• Job: Print every line of the data below without changing anything, but leave out the pictures.

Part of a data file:
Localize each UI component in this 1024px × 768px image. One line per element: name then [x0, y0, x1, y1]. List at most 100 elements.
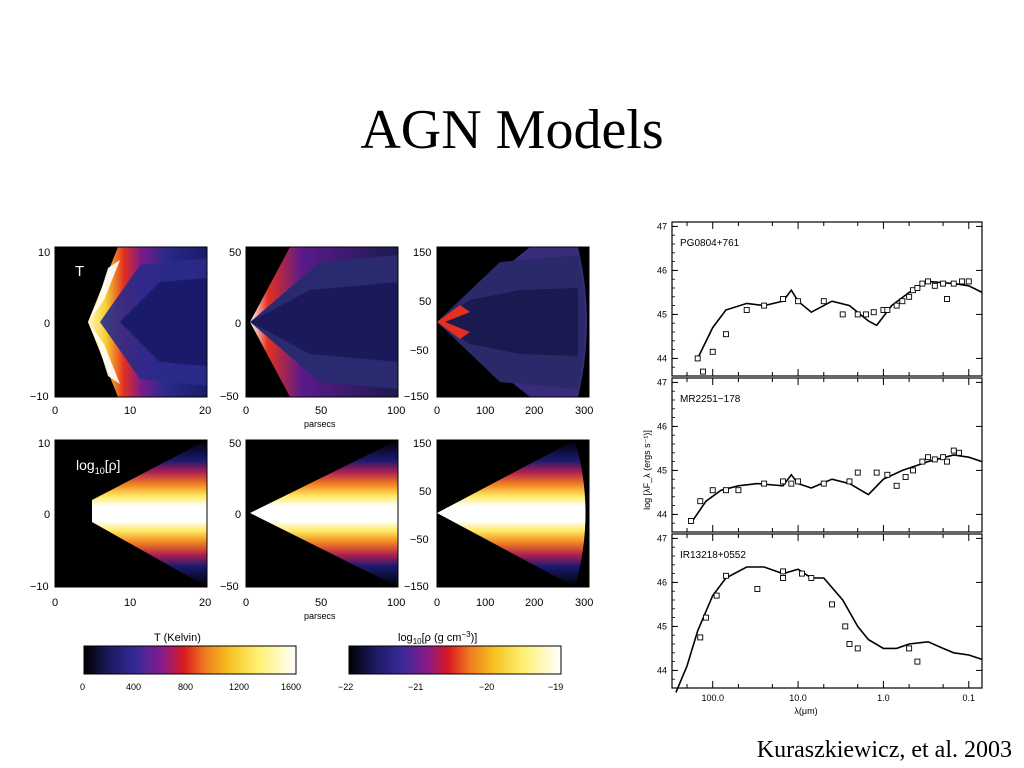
data-point: [846, 478, 853, 485]
tick-label: −50: [220, 391, 239, 403]
data-point: [965, 278, 972, 285]
map-label-T: T: [75, 263, 84, 280]
data-point: [959, 278, 965, 285]
data-point: [919, 280, 926, 287]
sed-panel-title: MR2251−178: [680, 394, 741, 405]
x-tick-label: 10.0: [789, 693, 807, 703]
data-point: [906, 293, 913, 300]
tick-label: 100: [476, 405, 494, 417]
data-point: [700, 368, 706, 375]
data-point: [754, 586, 761, 592]
colorbar-tick: 1200: [229, 682, 249, 692]
temperature-map-panel-1: T: [54, 246, 208, 398]
density-map-panel-3: [436, 439, 590, 588]
y-tick-label: 44: [657, 665, 667, 675]
data-point: [795, 298, 802, 305]
tick-label: 20: [199, 597, 211, 609]
tick-label: 0: [235, 509, 241, 521]
data-point: [694, 355, 701, 362]
tick-label: 0: [44, 509, 50, 521]
temperature-map-panel-3: [436, 246, 590, 398]
data-point: [687, 518, 694, 524]
tick-label: 0: [235, 318, 241, 330]
data-point: [893, 302, 900, 309]
x-tick-label: 100.0: [701, 693, 724, 703]
y-tick-label: 44: [657, 509, 667, 519]
data-point: [761, 302, 768, 309]
y-tick-label: 47: [657, 533, 667, 543]
tick-label: 0: [243, 405, 249, 417]
colorbar-tick: 800: [178, 682, 193, 692]
tick-label: 10: [124, 405, 136, 417]
tick-label: 50: [315, 405, 327, 417]
tick-label: 0: [434, 597, 440, 609]
y-tick-label: 45: [657, 621, 667, 631]
model-line: [675, 566, 983, 693]
tick-label: 0: [434, 405, 440, 417]
data-point: [931, 282, 938, 289]
data-point: [697, 634, 704, 641]
data-point: [842, 623, 849, 630]
tick-label: 0: [243, 597, 249, 609]
sed-panel-3: 44 45 46 47 100.0 10.0 1.0 0.1 IR13218+0552: [657, 533, 983, 703]
colorbar-tick: −20: [479, 682, 494, 692]
data-point: [722, 487, 729, 494]
data-point: [950, 280, 957, 287]
data-point: [799, 570, 805, 577]
y-tick-label: 46: [657, 421, 667, 431]
map-axis-ticks: 10 0 −10 0 10 20 50 0 −50 0 50 100 parse…: [30, 247, 593, 621]
y-tick-label: 45: [657, 309, 667, 319]
tick-label: 10: [124, 597, 136, 609]
density-map-panel-2: [245, 439, 399, 588]
colorbar-title: T (Kelvin): [154, 632, 201, 644]
data-point: [940, 454, 947, 461]
data-point: [899, 298, 906, 305]
sed-panel-frame: [671, 533, 983, 689]
map-label-density: log10[ρ]: [76, 457, 120, 476]
colorbar-tick: −19: [548, 682, 563, 692]
tick-label: 0: [52, 405, 58, 417]
data-point: [788, 480, 795, 487]
data-point: [709, 487, 716, 494]
data-point: [893, 482, 900, 489]
y-tick-label: 47: [657, 221, 667, 231]
data-point: [956, 449, 963, 456]
y-tick-label: 46: [657, 577, 667, 587]
tick-label: 100: [476, 597, 494, 609]
colorbar-title: log10[ρ (g cm−3)]: [398, 630, 477, 646]
tick-label: 50: [419, 296, 431, 308]
sed-panel-frame: [671, 221, 983, 377]
density-map-panel-1: log10[ρ]: [54, 439, 208, 588]
slide-title: AGN Models: [360, 99, 664, 161]
temperature-colorbar: T (Kelvin) 0 400 800 1200 1600: [80, 632, 301, 692]
data-point: [854, 645, 861, 652]
data-point: [944, 458, 950, 465]
data-point: [829, 601, 835, 608]
tick-label: −10: [30, 391, 49, 403]
tick-label: 100: [387, 597, 405, 609]
data-point: [931, 456, 938, 463]
data-point: [884, 471, 891, 478]
data-point: [854, 311, 861, 318]
colorbar-tick: 1600: [281, 682, 301, 692]
x-tick-label: 1.0: [877, 693, 890, 703]
y-tick-label: 45: [657, 465, 667, 475]
sed-ylabel: log [λF_λ (ergs s⁻¹)]: [642, 430, 652, 510]
tick-label: 300: [575, 405, 593, 417]
data-point: [940, 280, 947, 287]
tick-label: 150: [413, 247, 431, 259]
tick-label: 150: [413, 438, 431, 450]
sed-panel-1: 44 45 46 47 PG0804+761: [657, 221, 983, 377]
data-point: [709, 348, 716, 355]
data-point: [944, 296, 950, 302]
data-point: [925, 454, 932, 461]
data-point: [910, 467, 916, 474]
data-point: [735, 487, 742, 494]
data-point: [950, 447, 957, 454]
y-tick-label: 47: [657, 377, 667, 387]
data-point: [808, 575, 815, 581]
data-point: [820, 480, 827, 487]
data-point: [761, 480, 768, 487]
data-point: [743, 307, 750, 313]
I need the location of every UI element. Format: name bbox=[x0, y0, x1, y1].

• Output below:
Localize each UI component in this 1024px × 768px image. One line per element: name then [x0, y0, x1, y1]. List at most 100 elements.
data-point: [846, 478, 853, 485]
tick-label: −50: [220, 391, 239, 403]
data-point: [965, 278, 972, 285]
map-label-T: T: [75, 263, 84, 280]
data-point: [959, 278, 965, 285]
data-point: [919, 280, 926, 287]
sed-panel-title: MR2251−178: [680, 394, 741, 405]
x-tick-label: 10.0: [789, 693, 807, 703]
data-point: [906, 293, 913, 300]
tick-label: 100: [476, 405, 494, 417]
data-point: [700, 368, 706, 375]
data-point: [754, 586, 761, 592]
colorbar-tick: 1200: [229, 682, 249, 692]
temperature-map-panel-1: T: [54, 246, 208, 398]
density-map-panel-3: [436, 439, 590, 588]
y-tick-label: 44: [657, 665, 667, 675]
data-point: [795, 298, 802, 305]
tick-label: 20: [199, 597, 211, 609]
tick-label: 0: [235, 509, 241, 521]
data-point: [694, 355, 701, 362]
tick-label: 0: [44, 509, 50, 521]
temperature-map-panel-3: [436, 246, 590, 398]
data-point: [687, 518, 694, 524]
tick-label: 0: [235, 318, 241, 330]
data-point: [893, 302, 900, 309]
x-tick-label: 100.0: [701, 693, 724, 703]
y-tick-label: 44: [657, 509, 667, 519]
data-point: [761, 302, 768, 309]
y-tick-label: 47: [657, 533, 667, 543]
tick-label: 0: [243, 405, 249, 417]
colorbar-tick: 800: [178, 682, 193, 692]
tick-label: 10: [124, 405, 136, 417]
tick-label: 50: [315, 405, 327, 417]
tick-label: 0: [434, 597, 440, 609]
y-tick-label: 45: [657, 621, 667, 631]
model-line: [675, 566, 983, 693]
tick-label: 0: [434, 405, 440, 417]
data-point: [931, 282, 938, 289]
data-point: [697, 634, 704, 641]
data-point: [842, 623, 849, 630]
tick-label: 0: [243, 597, 249, 609]
sed-panel-3: 44 45 46 47 100.0 10.0 1.0 0.1 IR13218+0552: [657, 533, 983, 703]
colorbar-tick: −20: [479, 682, 494, 692]
data-point: [722, 487, 729, 494]
data-point: [950, 280, 957, 287]
data-point: [799, 570, 805, 577]
y-tick-label: 46: [657, 421, 667, 431]
map-axis-ticks: 10 0 −10 0 10 20 50 0 −50 0 50 100 parse…: [30, 247, 593, 621]
y-tick-label: 45: [657, 309, 667, 319]
tick-label: 10: [124, 597, 136, 609]
density-map-panel-2: [245, 439, 399, 588]
colorbar-title: T (Kelvin): [154, 632, 201, 644]
data-point: [940, 454, 947, 461]
data-point: [899, 298, 906, 305]
sed-panel-frame: [671, 533, 983, 689]
map-label-density: log10[ρ]: [76, 457, 120, 476]
colorbar-tick: −19: [548, 682, 563, 692]
tick-label: 0: [52, 405, 58, 417]
data-point: [788, 480, 795, 487]
data-point: [709, 487, 716, 494]
data-point: [893, 482, 900, 489]
y-tick-label: 47: [657, 221, 667, 231]
data-point: [956, 449, 963, 456]
y-tick-label: 46: [657, 577, 667, 587]
tick-label: 100: [476, 597, 494, 609]
colorbar-title: log10[ρ (g cm−3)]: [398, 630, 477, 646]
tick-label: 50: [419, 296, 431, 308]
sed-panel-frame: [671, 221, 983, 377]
density-map-panel-1: log10[ρ]: [54, 439, 208, 588]
slide-title: AGN Models: [360, 99, 664, 161]
temperature-colorbar: T (Kelvin) 0 400 800 1200 1600: [80, 632, 301, 692]
data-point: [854, 645, 861, 652]
data-point: [944, 458, 950, 465]
data-point: [829, 601, 835, 608]
tick-label: −10: [30, 391, 49, 403]
tick-label: 100: [387, 597, 405, 609]
data-point: [931, 456, 938, 463]
data-point: [884, 471, 891, 478]
data-point: [854, 311, 861, 318]
colorbar-tick: 1600: [281, 682, 301, 692]
x-tick-label: 1.0: [877, 693, 890, 703]
y-tick-label: 45: [657, 465, 667, 475]
sed-ylabel: log [λF_λ (ergs s⁻¹)]: [642, 430, 652, 510]
tick-label: 300: [575, 405, 593, 417]
data-point: [940, 280, 947, 287]
tick-label: 150: [413, 247, 431, 259]
tick-label: 150: [413, 438, 431, 450]
sed-panel-1: 44 45 46 47 PG0804+761: [657, 221, 983, 377]
data-point: [709, 348, 716, 355]
data-point: [944, 296, 950, 302]
data-point: [925, 454, 932, 461]
data-point: [910, 467, 916, 474]
data-point: [735, 487, 742, 494]
data-point: [950, 447, 957, 454]
y-tick-label: 47: [657, 377, 667, 387]
data-point: [808, 575, 815, 581]
data-point: [820, 480, 827, 487]
data-point: [761, 480, 768, 487]
data-point: [743, 307, 750, 313]
I need the location of every UI element. Format: name bbox=[x0, y0, x1, y1].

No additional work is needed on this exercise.